> **Items from a dataset**
"""

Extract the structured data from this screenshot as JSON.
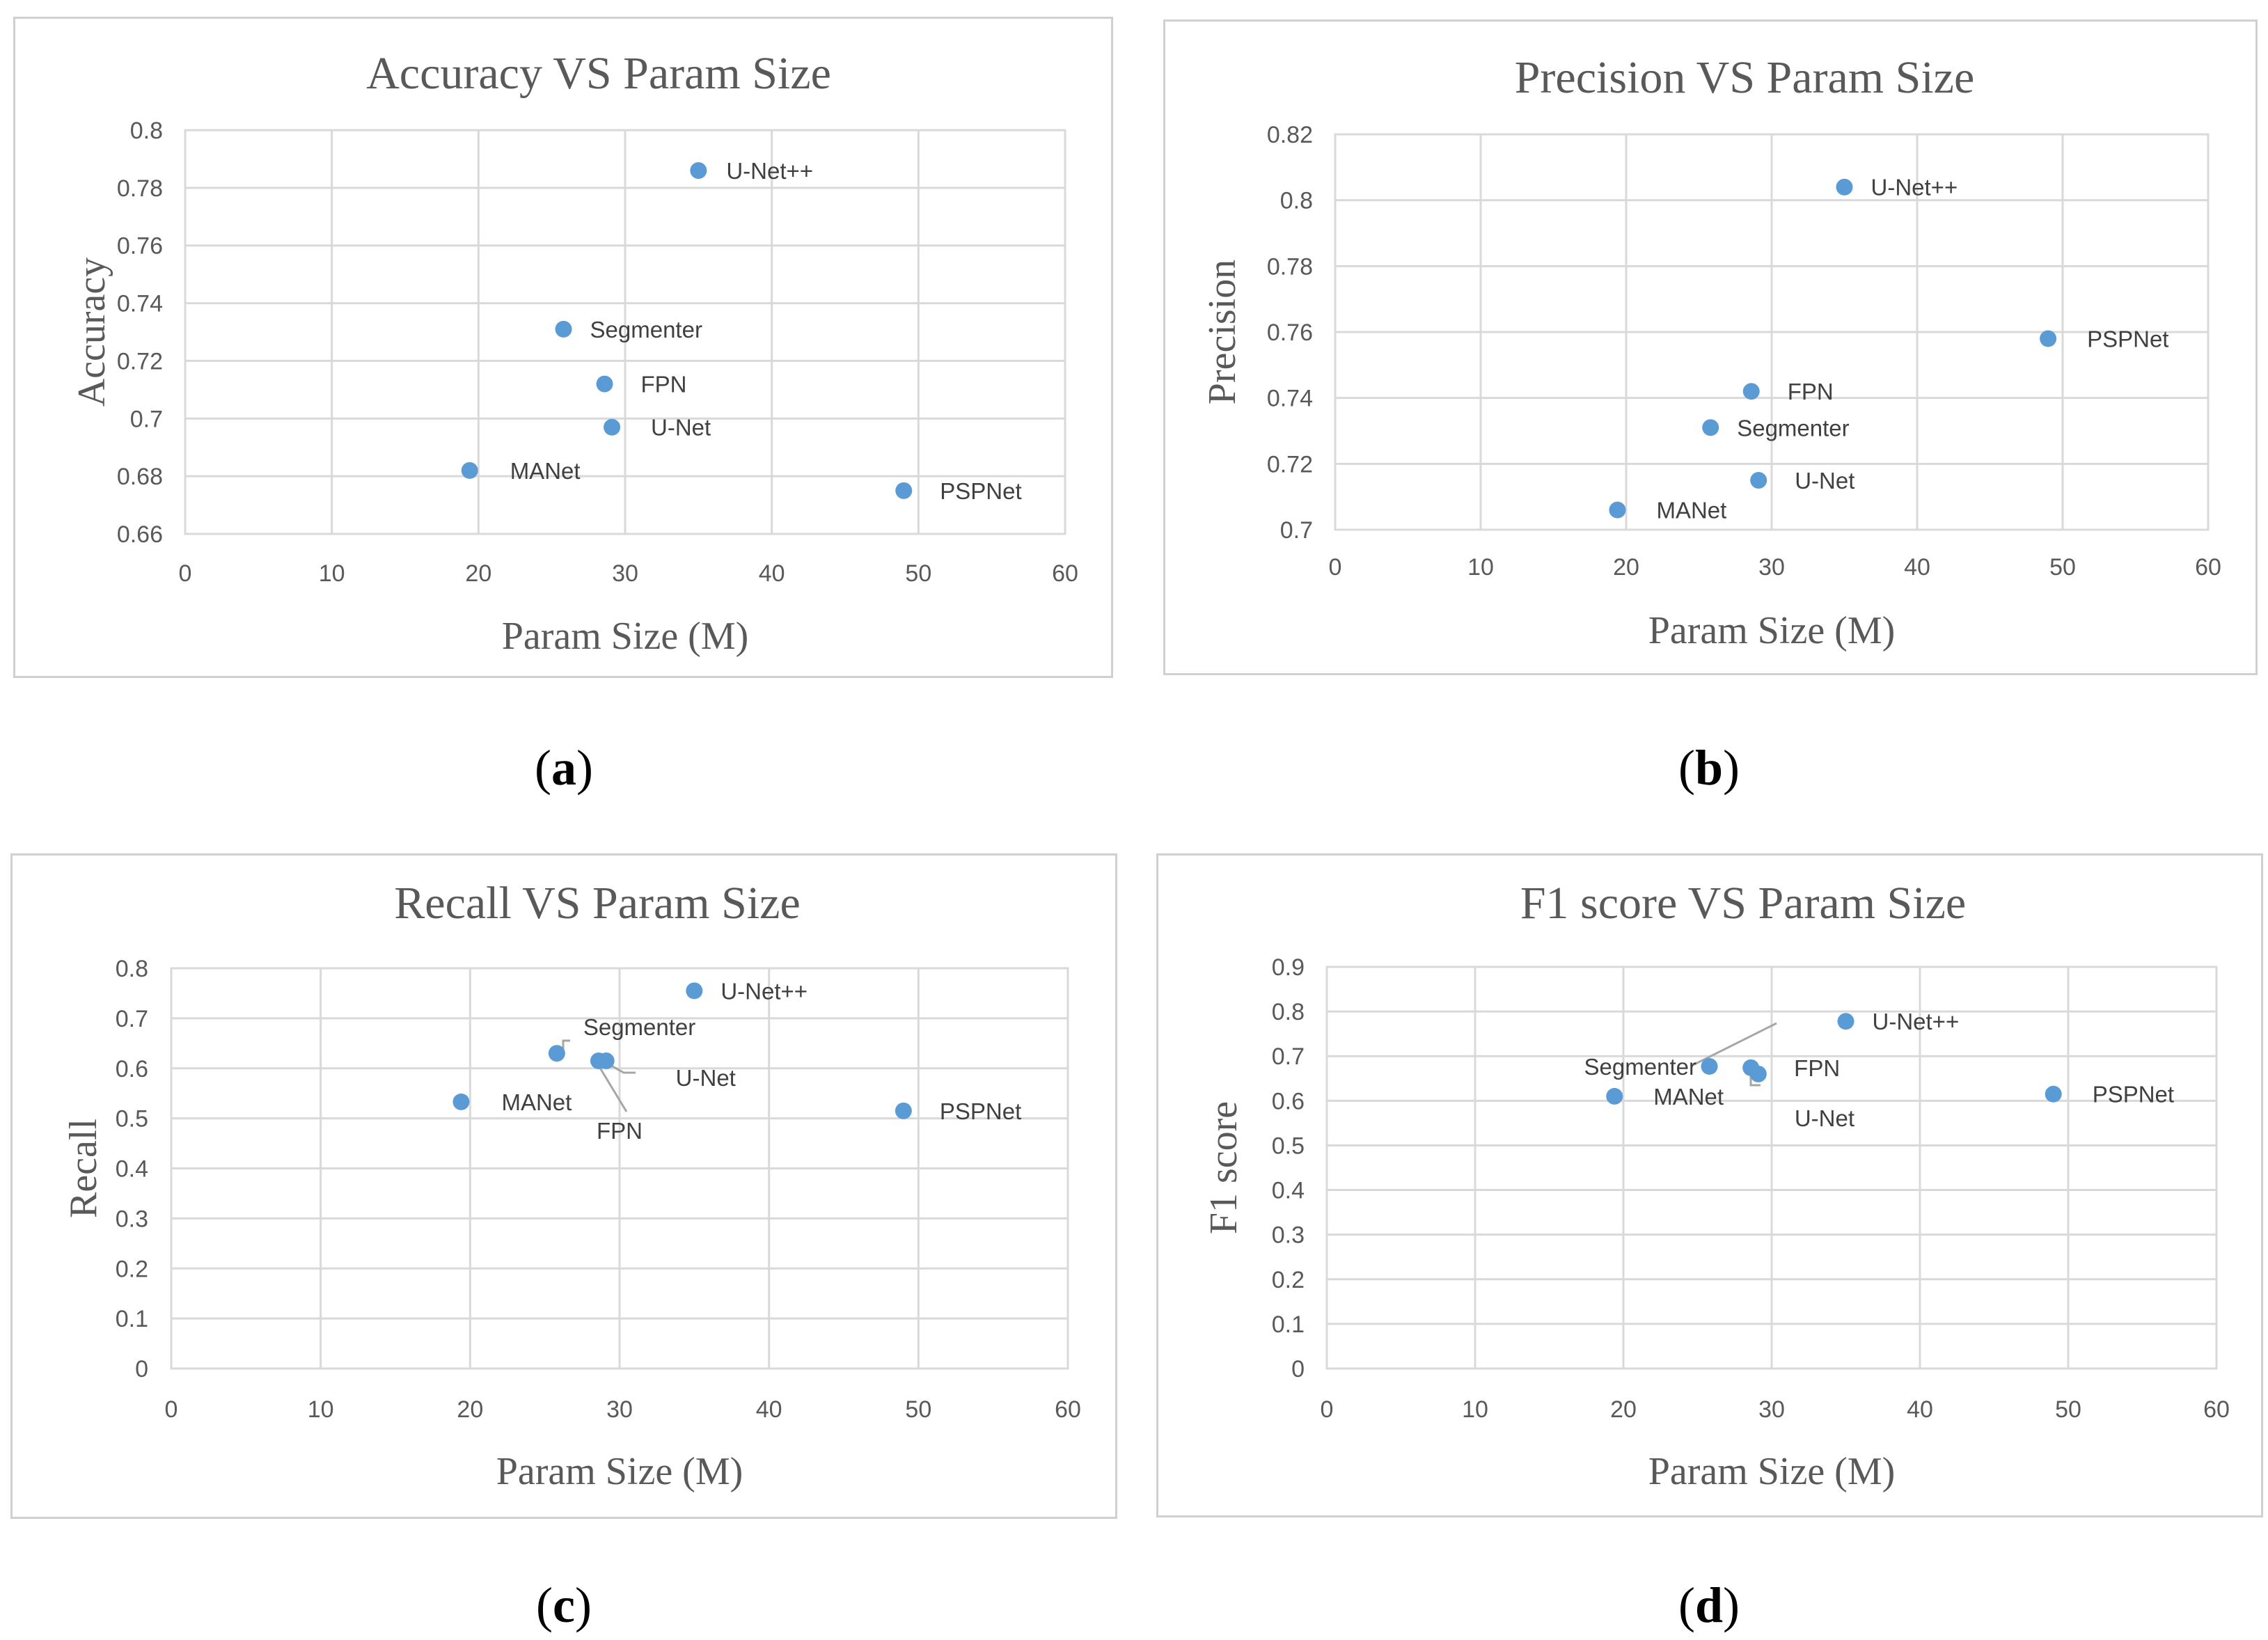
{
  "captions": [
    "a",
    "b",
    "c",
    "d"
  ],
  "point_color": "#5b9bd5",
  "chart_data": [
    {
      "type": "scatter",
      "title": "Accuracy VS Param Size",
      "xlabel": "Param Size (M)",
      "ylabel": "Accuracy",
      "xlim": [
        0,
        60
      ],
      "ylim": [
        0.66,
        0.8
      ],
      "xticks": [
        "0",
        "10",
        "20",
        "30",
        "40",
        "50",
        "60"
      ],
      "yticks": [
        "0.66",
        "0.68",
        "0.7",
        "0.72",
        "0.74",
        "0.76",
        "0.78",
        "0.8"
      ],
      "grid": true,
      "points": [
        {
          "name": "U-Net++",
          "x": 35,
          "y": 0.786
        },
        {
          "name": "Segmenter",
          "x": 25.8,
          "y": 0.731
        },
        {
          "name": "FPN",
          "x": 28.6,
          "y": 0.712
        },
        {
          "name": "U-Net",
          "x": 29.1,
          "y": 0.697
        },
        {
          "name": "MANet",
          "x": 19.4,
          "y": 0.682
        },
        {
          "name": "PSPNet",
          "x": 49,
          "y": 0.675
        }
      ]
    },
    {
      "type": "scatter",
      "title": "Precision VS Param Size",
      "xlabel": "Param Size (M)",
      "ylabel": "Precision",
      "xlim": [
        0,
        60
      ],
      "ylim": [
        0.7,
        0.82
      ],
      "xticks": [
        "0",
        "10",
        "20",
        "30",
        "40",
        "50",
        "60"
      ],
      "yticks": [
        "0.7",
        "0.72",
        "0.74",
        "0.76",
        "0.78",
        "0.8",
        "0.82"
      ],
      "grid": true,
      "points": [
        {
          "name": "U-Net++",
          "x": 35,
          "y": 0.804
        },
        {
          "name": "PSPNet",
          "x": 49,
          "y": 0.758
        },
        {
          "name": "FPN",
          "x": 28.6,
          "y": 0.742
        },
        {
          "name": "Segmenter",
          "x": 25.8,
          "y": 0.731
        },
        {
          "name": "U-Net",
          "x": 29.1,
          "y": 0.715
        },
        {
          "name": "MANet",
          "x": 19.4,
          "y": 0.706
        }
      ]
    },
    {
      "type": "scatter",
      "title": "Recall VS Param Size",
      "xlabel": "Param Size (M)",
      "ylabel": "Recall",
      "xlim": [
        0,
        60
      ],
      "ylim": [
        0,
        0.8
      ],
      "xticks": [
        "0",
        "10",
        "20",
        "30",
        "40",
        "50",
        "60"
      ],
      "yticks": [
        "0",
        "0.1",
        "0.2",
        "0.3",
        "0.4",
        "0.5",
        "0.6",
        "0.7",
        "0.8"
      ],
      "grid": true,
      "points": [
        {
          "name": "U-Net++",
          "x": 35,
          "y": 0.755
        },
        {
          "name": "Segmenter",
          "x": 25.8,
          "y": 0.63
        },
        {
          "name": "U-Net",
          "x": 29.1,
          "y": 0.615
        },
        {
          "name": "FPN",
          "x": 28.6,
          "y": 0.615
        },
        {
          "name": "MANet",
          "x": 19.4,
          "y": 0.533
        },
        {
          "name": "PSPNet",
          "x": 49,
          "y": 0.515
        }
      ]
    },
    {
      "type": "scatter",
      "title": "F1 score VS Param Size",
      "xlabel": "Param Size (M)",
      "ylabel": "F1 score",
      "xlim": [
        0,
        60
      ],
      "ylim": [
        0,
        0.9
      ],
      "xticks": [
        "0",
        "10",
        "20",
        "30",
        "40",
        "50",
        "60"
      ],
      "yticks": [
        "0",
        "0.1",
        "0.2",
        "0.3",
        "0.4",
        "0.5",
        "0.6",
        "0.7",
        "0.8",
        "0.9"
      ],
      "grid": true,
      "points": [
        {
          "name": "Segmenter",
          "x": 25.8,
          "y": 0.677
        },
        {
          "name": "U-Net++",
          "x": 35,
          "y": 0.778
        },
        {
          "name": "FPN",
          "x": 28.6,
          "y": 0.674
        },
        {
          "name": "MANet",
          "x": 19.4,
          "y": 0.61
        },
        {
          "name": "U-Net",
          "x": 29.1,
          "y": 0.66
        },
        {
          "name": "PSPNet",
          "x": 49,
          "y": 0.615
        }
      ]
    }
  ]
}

"""

> **EXERCISE DESCRIPTION**
How many lines in these entries contain the string "Recall"? State the number and nothing more.

> **RESULT OF THE TASK**
2